TASK DETAILS |
Looking at the data below, count the lines that contain the string "structured". Write only the total.
begin
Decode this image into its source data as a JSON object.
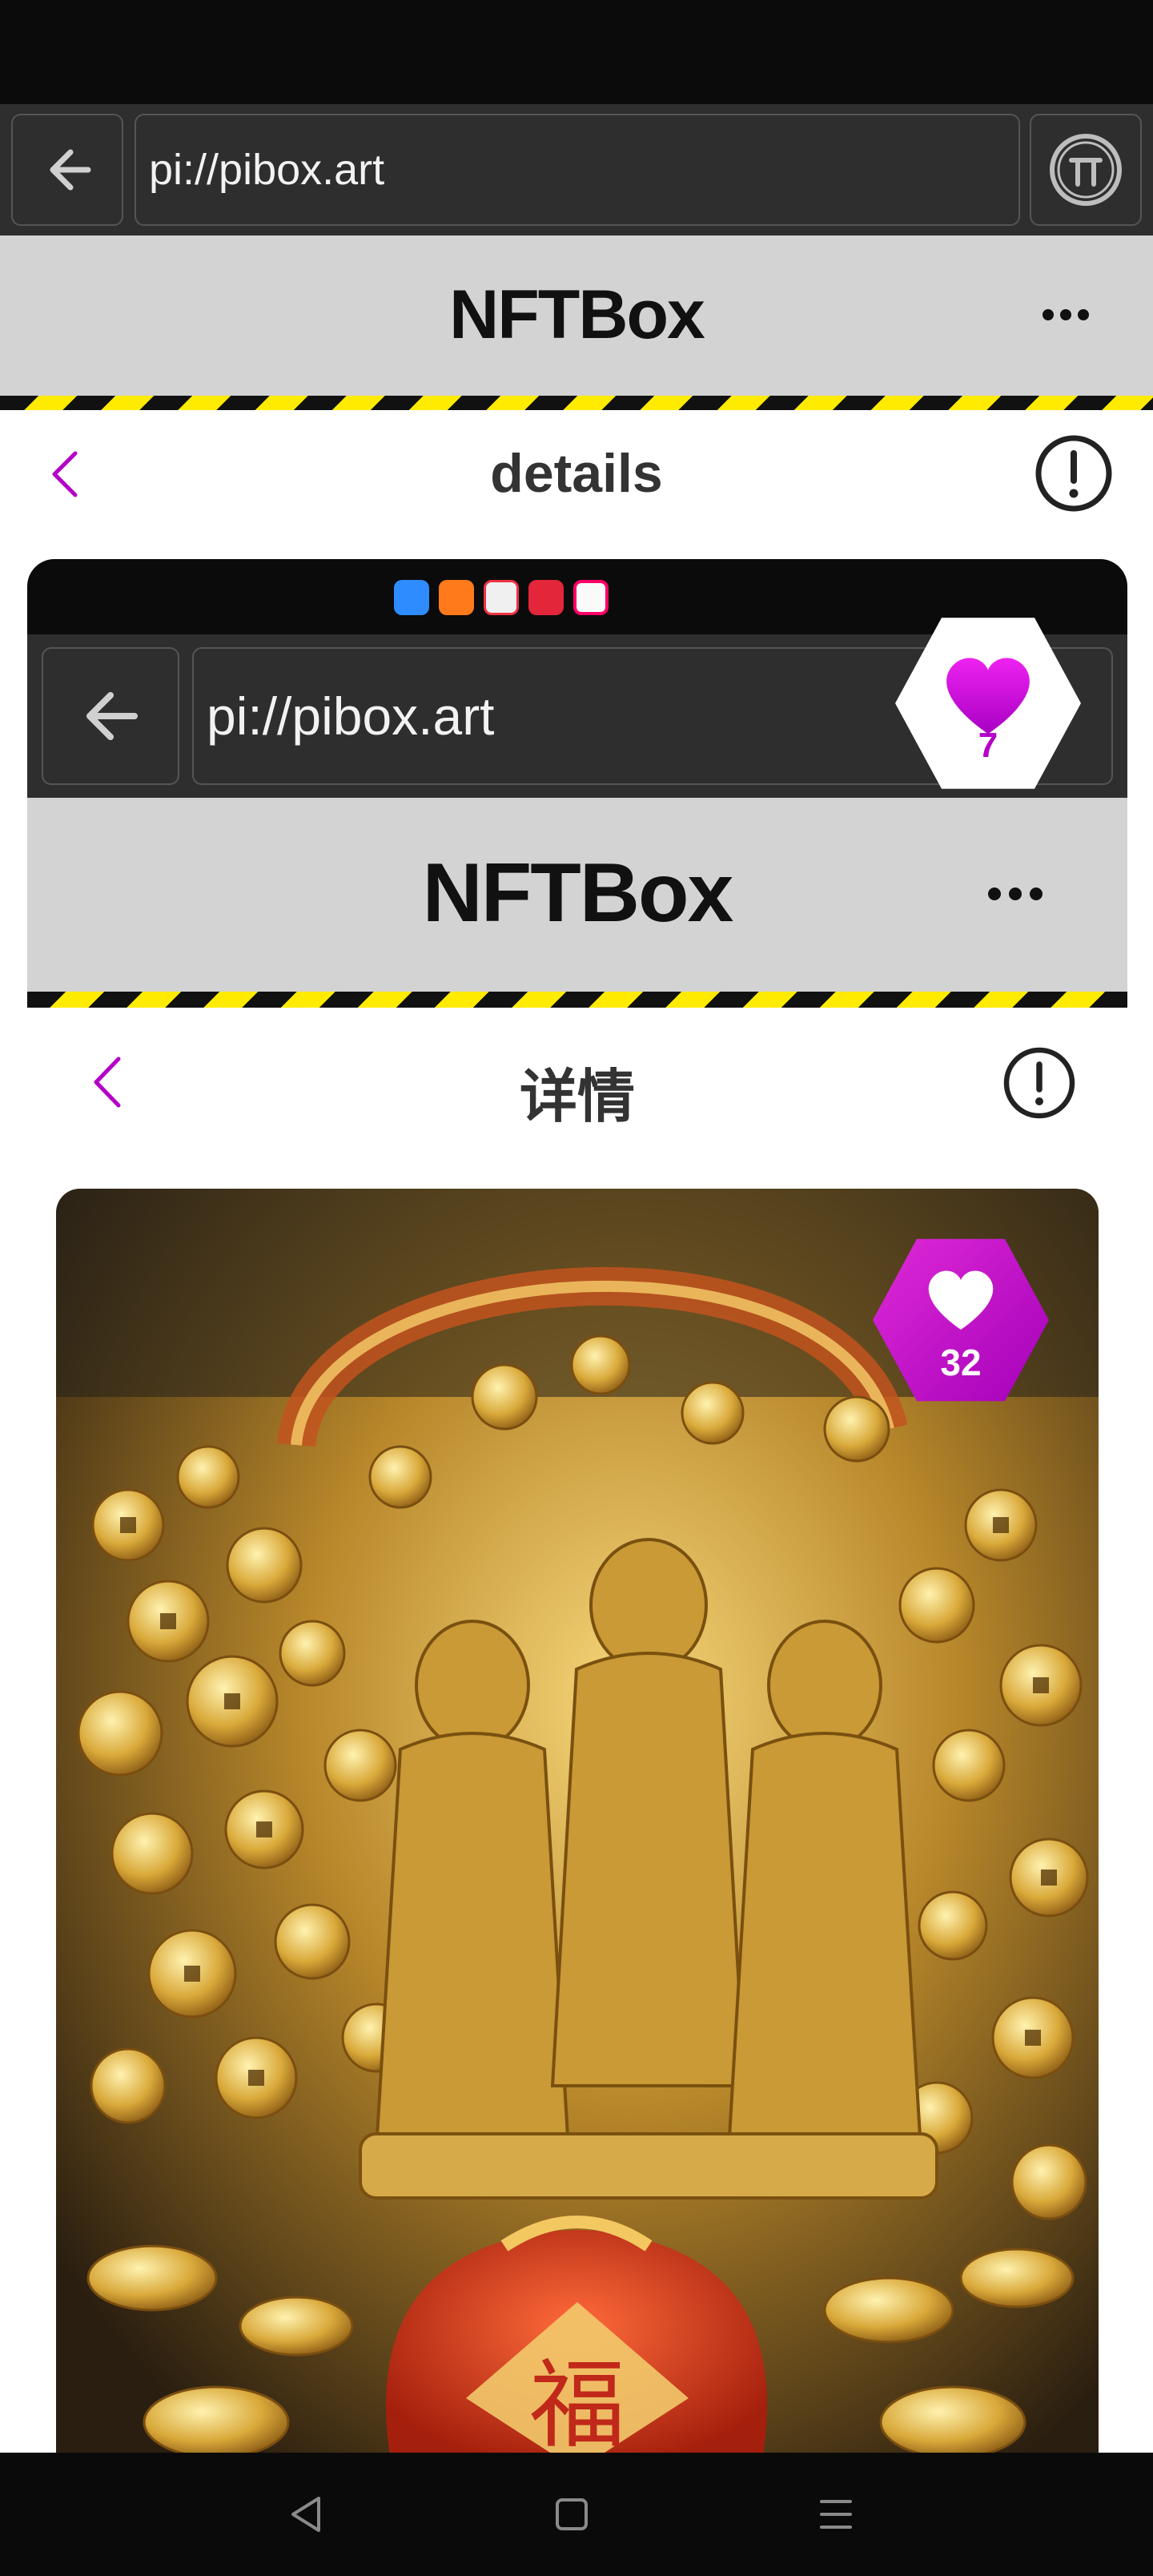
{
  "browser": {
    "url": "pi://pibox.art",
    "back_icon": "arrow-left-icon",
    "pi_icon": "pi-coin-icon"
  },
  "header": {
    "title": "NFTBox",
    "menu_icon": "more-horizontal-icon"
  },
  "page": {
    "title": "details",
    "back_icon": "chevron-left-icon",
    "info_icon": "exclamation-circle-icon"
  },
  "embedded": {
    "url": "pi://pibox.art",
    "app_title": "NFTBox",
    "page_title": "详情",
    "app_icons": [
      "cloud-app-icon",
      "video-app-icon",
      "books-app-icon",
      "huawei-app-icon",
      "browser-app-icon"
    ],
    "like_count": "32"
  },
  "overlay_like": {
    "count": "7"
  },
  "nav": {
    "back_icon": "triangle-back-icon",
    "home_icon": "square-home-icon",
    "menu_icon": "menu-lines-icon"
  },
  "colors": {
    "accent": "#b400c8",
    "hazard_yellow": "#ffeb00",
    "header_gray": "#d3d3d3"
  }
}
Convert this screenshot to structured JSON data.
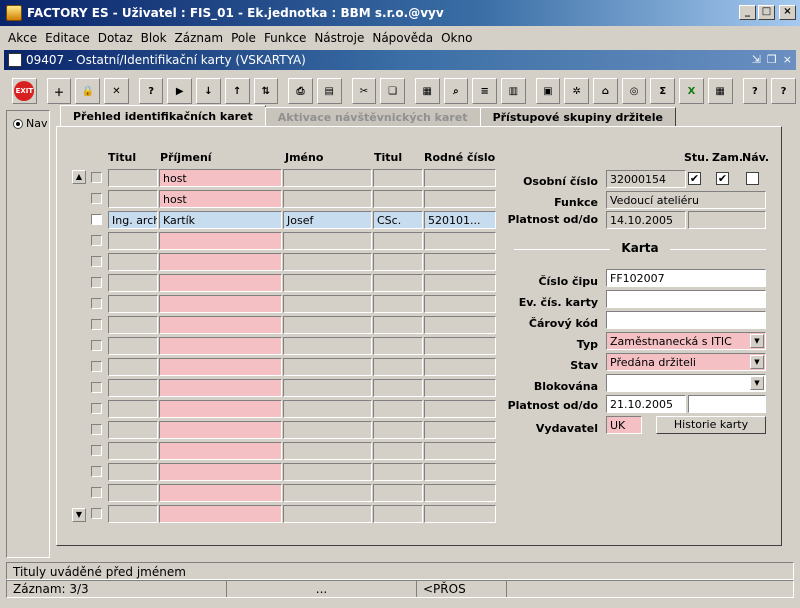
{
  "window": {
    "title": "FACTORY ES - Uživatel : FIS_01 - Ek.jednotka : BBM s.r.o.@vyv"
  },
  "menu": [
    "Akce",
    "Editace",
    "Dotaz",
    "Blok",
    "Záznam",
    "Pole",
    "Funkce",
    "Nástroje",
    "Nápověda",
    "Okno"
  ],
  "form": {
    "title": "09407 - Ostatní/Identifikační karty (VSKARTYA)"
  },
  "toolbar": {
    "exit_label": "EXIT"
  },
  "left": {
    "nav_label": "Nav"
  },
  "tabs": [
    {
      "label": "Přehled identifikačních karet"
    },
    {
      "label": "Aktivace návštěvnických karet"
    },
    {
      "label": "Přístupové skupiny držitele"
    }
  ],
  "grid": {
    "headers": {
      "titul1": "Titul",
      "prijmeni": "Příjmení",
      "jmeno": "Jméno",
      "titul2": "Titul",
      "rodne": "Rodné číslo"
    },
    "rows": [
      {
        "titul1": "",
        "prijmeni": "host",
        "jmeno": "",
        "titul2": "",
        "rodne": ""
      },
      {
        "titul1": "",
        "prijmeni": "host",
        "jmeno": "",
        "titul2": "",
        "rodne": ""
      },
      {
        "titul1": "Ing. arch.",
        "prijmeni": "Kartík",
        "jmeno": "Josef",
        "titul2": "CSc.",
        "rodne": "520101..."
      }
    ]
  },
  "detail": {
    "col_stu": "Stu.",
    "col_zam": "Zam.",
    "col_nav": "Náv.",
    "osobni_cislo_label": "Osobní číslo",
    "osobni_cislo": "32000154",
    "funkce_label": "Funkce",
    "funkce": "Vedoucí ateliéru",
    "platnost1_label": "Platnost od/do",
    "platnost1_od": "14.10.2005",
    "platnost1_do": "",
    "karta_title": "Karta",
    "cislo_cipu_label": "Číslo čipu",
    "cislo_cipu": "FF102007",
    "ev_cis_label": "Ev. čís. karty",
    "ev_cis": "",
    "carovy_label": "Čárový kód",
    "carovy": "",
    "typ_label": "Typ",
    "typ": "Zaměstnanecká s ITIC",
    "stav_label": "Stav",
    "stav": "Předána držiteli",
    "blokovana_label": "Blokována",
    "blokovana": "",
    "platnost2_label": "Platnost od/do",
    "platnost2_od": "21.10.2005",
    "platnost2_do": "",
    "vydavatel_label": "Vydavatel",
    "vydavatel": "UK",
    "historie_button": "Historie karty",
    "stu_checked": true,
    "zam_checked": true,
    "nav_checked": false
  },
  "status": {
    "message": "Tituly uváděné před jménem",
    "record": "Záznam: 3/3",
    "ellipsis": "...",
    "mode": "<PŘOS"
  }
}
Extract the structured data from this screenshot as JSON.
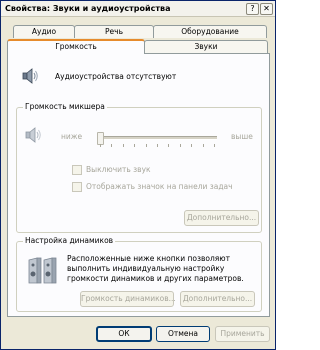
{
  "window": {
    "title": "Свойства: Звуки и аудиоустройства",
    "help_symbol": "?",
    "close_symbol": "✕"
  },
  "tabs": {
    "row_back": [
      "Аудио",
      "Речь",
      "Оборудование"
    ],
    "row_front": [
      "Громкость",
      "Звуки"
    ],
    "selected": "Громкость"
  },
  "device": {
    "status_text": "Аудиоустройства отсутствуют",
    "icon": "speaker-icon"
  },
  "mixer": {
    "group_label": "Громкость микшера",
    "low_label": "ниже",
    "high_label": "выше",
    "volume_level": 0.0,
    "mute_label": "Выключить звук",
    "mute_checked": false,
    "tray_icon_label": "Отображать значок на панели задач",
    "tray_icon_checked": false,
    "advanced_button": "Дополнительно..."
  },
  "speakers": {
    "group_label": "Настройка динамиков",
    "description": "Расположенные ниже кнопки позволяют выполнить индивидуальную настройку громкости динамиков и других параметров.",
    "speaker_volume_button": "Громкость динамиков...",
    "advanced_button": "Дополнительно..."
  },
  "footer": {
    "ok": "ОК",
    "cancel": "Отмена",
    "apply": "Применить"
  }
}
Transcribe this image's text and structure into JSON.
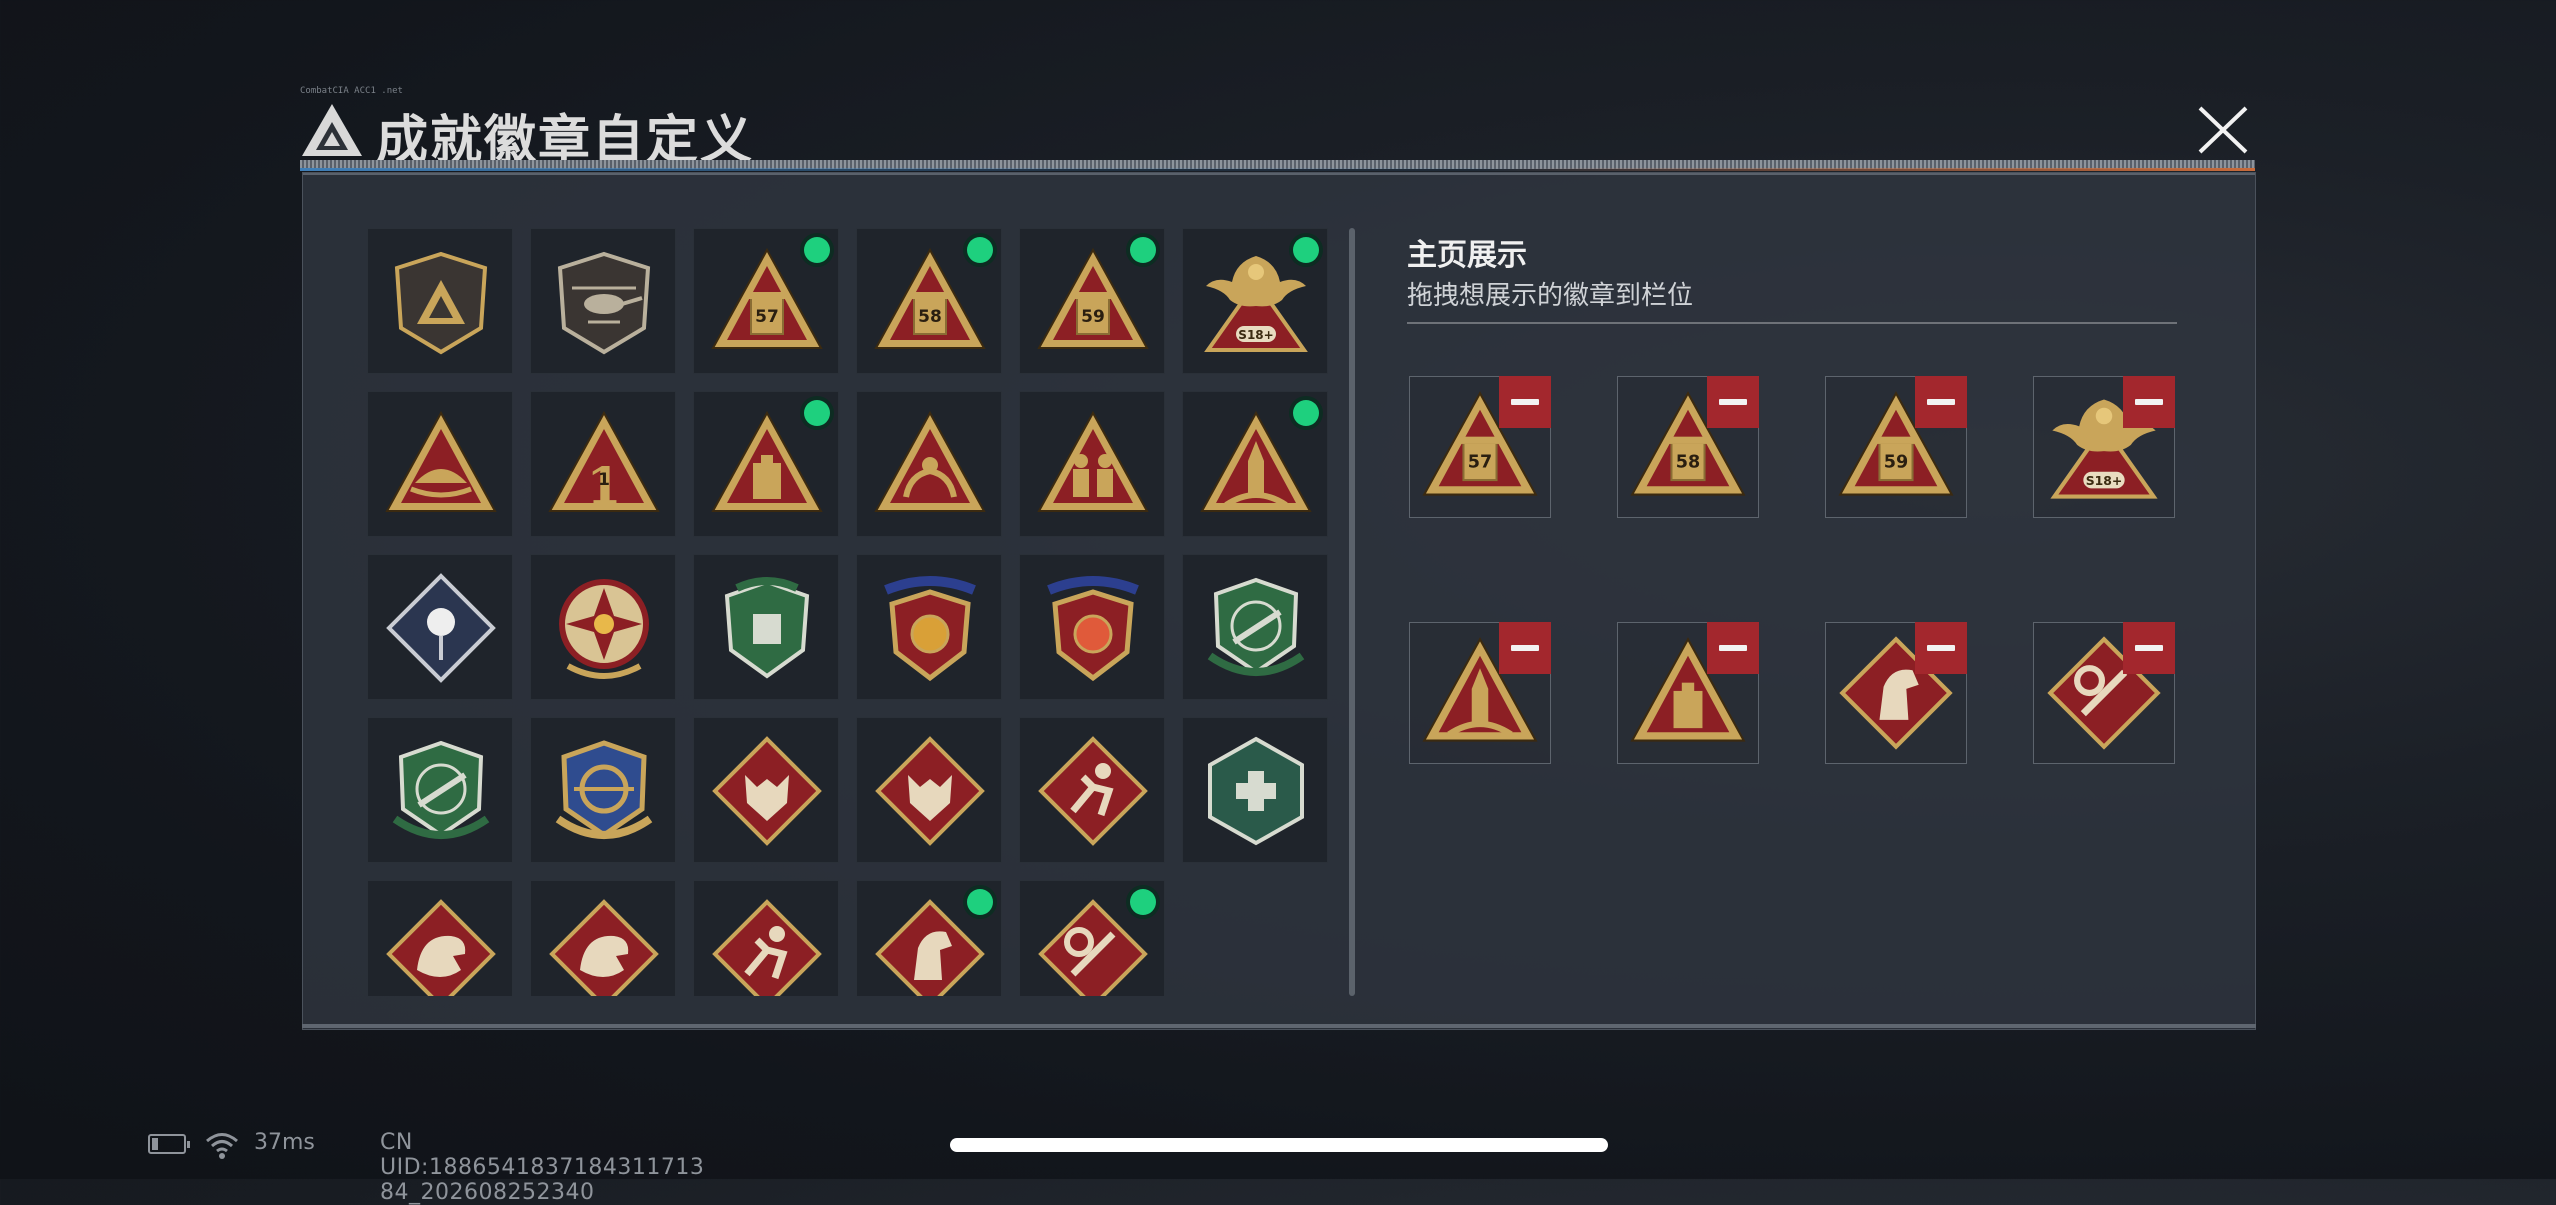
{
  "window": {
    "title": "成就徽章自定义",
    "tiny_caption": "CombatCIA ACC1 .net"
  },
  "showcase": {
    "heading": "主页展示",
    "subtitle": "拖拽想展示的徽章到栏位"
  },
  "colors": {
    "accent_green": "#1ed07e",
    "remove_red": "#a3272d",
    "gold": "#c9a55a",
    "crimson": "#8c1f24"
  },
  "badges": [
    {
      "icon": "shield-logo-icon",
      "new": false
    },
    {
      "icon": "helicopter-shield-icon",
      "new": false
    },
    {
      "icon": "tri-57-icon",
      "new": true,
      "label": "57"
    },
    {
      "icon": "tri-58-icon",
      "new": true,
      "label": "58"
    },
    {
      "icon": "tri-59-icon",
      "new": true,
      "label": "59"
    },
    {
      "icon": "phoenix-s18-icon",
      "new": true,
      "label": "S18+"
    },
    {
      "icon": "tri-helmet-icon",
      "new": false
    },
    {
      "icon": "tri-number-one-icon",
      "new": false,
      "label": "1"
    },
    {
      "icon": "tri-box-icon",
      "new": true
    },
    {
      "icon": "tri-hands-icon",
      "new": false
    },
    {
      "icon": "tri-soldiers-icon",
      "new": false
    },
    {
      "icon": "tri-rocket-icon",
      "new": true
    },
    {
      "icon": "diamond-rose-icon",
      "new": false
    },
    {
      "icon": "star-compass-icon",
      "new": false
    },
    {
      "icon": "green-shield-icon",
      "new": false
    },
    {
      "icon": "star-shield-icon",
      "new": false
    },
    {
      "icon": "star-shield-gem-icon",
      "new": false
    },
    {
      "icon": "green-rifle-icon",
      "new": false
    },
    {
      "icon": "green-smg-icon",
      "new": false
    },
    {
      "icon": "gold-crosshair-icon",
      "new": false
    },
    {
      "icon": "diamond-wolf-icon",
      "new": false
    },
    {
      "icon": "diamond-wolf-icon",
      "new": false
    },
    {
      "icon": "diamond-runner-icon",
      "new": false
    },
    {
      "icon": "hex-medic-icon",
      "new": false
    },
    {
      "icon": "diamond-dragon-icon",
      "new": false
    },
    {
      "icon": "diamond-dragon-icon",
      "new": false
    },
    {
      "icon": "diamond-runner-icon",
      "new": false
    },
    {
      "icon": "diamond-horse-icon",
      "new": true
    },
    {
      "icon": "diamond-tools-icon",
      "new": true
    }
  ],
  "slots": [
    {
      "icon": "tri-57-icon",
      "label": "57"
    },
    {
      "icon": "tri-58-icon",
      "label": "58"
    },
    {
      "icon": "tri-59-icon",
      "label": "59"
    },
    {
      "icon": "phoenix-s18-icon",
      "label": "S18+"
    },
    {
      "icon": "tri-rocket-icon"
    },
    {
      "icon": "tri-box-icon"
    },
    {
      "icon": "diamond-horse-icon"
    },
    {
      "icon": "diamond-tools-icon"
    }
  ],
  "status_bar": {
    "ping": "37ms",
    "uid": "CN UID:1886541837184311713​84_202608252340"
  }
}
end
WRITTEN REPLY |
2